YOUR INSTRUCTIONS | Please restate the following records word for word.

Stored records
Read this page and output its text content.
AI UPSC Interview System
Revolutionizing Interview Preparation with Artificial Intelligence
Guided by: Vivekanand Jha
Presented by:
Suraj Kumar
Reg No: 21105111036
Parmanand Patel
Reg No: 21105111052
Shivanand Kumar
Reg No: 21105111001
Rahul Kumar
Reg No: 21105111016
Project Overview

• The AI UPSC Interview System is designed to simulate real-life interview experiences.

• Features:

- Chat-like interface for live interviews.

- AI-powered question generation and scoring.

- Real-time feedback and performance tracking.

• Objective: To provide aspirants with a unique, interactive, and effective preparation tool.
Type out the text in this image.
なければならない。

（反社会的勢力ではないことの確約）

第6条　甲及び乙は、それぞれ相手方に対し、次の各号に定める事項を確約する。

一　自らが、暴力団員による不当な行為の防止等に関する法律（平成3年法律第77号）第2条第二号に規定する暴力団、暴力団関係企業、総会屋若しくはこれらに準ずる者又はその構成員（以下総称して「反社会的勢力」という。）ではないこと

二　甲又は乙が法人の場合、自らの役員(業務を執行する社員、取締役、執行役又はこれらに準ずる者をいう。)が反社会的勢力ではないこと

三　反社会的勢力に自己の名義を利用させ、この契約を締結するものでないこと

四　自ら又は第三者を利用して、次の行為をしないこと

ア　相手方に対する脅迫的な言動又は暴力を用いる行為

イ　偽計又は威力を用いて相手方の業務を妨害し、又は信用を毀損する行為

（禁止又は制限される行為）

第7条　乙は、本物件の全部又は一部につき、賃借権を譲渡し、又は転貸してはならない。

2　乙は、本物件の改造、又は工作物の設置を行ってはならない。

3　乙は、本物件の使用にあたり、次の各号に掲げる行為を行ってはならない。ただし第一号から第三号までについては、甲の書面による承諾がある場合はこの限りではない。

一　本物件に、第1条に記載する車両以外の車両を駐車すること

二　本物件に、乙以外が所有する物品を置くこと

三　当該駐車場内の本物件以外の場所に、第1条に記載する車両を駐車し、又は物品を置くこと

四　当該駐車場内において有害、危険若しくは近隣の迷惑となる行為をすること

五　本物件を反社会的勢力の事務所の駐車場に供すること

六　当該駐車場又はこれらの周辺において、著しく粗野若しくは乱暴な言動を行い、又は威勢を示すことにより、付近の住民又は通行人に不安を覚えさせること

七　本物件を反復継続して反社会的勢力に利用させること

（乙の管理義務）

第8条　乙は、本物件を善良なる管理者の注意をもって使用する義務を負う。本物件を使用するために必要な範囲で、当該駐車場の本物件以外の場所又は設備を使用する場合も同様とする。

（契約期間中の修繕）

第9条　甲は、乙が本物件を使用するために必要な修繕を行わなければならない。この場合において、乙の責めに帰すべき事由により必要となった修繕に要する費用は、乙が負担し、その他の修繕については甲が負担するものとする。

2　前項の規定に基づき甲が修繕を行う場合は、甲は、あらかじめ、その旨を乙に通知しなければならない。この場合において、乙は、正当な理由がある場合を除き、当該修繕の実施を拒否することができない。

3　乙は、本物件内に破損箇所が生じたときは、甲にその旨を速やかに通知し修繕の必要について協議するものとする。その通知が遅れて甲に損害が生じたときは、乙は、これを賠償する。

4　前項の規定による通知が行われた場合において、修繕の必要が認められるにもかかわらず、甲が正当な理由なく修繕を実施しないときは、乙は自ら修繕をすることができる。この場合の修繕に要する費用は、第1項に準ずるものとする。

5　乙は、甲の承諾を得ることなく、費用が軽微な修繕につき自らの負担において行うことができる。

EXPECTED ANSWER |
Read this page and output its text content.
AI UPSC Interview System
Revolutionizing Interview Preparation with Artificial Intelligence
Guided by: Vivekanand Jha
Presented by:
Suraj Kumar
Reg No: 21105111036
Parmanand Patel
Reg No: 21105111052
Shivanand Kumar
Reg No: 21105111001
Rahul Kumar
Reg No: 21105111016
Project Overview

• The AI UPSC Interview System is designed to simulate real-life interview experiences.

• Features:

- Chat-like interface for live interviews.

- AI-powered question generation and scoring.

- Real-time feedback and performance tracking.

• Objective: To provide aspirants with a unique, interactive, and effective preparation tool.
Type out the text in this image.
なければならない。

（反社会的勢力ではないことの確約）

第6条　甲及び乙は、それぞれ相手方に対し、次の各号に定める事項を確約する。

一　自らが、暴力団員による不当な行為の防止等に関する法律（平成3年法律第77号）第2条第二号に規定する暴力団、暴力団関係企業、総会屋若しくはこれらに準ずる者又はその構成員（以下総称して「反社会的勢力」という。）ではないこと

二　甲又は乙が法人の場合、自らの役員(業務を執行する社員、取締役、執行役又はこれらに準ずる者をいう。)が反社会的勢力ではないこと

三　反社会的勢力に自己の名義を利用させ、この契約を締結するものでないこと

四　自ら又は第三者を利用して、次の行為をしないこと

ア　相手方に対する脅迫的な言動又は暴力を用いる行為

イ　偽計又は威力を用いて相手方の業務を妨害し、又は信用を毀損する行為

（禁止又は制限される行為）

第7条　乙は、本物件の全部又は一部につき、賃借権を譲渡し、又は転貸してはならない。

2　乙は、本物件の改造、又は工作物の設置を行ってはならない。

3　乙は、本物件の使用にあたり、次の各号に掲げる行為を行ってはならない。ただし第一号から第三号までについては、甲の書面による承諾がある場合はこの限りではない。

一　本物件に、第1条に記載する車両以外の車両を駐車すること

二　本物件に、乙以外が所有する物品を置くこと

三　当該駐車場内の本物件以外の場所に、第1条に記載する車両を駐車し、又は物品を置くこと

四　当該駐車場内において有害、危険若しくは近隣の迷惑となる行為をすること

五　本物件を反社会的勢力の事務所の駐車場に供すること

六　当該駐車場又はこれらの周辺において、著しく粗野若しくは乱暴な言動を行い、又は威勢を示すことにより、付近の住民又は通行人に不安を覚えさせること

七　本物件を反復継続して反社会的勢力に利用させること

（乙の管理義務）

第8条　乙は、本物件を善良なる管理者の注意をもって使用する義務を負う。本物件を使用するために必要な範囲で、当該駐車場の本物件以外の場所又は設備を使用する場合も同様とする。

（契約期間中の修繕）

第9条　甲は、乙が本物件を使用するために必要な修繕を行わなければならない。この場合において、乙の責めに帰すべき事由により必要となった修繕に要する費用は、乙が負担し、その他の修繕については甲が負担するものとする。

2　前項の規定に基づき甲が修繕を行う場合は、甲は、あらかじめ、その旨を乙に通知しなければならない。この場合において、乙は、正当な理由がある場合を除き、当該修繕の実施を拒否することができない。

3　乙は、本物件内に破損箇所が生じたときは、甲にその旨を速やかに通知し修繕の必要について協議するものとする。その通知が遅れて甲に損害が生じたときは、乙は、これを賠償する。

4　前項の規定による通知が行われた場合において、修繕の必要が認められるにもかかわらず、甲が正当な理由なく修繕を実施しないときは、乙は自ら修繕をすることができる。この場合の修繕に要する費用は、第1項に準ずるものとする。

5　乙は、甲の承諾を得ることなく、費用が軽微な修繕につき自らの負担において行うことができる。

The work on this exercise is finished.